• WHAT IS ASKED: Looking at the listing, state how many of its lines contain the string "GmbH". Write only the number.

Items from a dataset
◇ ◇ ◇

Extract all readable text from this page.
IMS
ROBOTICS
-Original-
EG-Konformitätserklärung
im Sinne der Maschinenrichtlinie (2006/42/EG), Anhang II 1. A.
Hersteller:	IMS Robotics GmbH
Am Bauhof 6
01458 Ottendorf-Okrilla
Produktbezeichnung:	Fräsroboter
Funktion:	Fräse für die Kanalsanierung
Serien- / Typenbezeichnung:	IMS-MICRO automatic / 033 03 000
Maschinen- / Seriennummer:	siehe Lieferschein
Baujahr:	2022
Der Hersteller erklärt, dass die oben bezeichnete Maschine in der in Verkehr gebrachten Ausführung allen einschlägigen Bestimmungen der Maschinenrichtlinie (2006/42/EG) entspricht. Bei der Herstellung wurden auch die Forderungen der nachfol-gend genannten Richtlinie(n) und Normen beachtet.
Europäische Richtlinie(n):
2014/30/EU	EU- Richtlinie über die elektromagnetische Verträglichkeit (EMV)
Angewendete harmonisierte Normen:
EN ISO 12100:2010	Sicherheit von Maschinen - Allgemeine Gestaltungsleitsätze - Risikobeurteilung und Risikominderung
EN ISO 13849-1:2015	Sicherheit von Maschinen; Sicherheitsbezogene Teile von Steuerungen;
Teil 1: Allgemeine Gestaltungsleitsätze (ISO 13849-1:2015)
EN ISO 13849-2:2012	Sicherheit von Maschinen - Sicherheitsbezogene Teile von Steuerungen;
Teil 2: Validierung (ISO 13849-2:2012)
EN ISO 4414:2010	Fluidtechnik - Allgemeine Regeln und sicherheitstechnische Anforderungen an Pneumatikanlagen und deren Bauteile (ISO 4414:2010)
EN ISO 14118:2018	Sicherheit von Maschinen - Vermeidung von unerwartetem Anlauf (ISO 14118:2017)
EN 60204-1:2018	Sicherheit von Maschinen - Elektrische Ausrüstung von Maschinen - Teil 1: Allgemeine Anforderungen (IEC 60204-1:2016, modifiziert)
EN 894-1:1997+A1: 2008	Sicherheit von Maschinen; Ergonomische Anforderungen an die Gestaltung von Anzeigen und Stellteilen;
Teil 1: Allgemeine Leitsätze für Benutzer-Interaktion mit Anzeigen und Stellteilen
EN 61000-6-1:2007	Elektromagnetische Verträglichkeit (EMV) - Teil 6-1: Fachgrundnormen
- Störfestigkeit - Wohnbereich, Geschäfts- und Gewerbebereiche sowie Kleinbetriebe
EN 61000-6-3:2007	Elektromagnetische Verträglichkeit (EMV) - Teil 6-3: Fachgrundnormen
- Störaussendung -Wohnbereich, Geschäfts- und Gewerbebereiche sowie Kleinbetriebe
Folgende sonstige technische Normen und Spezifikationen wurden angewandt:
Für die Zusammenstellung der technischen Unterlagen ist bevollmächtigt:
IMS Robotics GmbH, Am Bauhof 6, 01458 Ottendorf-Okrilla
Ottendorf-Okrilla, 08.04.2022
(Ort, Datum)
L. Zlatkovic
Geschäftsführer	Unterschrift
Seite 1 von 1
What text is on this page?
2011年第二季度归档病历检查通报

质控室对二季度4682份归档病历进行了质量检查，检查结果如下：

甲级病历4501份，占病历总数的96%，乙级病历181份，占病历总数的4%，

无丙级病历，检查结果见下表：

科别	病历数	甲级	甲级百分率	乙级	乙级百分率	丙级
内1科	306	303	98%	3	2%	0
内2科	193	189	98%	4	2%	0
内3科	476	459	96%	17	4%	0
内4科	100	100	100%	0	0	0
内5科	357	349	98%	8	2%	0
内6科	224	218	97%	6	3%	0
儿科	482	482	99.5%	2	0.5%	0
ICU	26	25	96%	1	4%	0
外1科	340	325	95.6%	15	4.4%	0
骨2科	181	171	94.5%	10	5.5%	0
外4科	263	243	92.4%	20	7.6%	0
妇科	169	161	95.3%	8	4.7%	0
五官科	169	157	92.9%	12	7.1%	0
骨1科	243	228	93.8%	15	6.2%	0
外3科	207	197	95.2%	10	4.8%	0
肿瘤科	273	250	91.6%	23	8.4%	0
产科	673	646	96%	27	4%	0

◇ ◇ ◇

• TASK OUTPUT: 2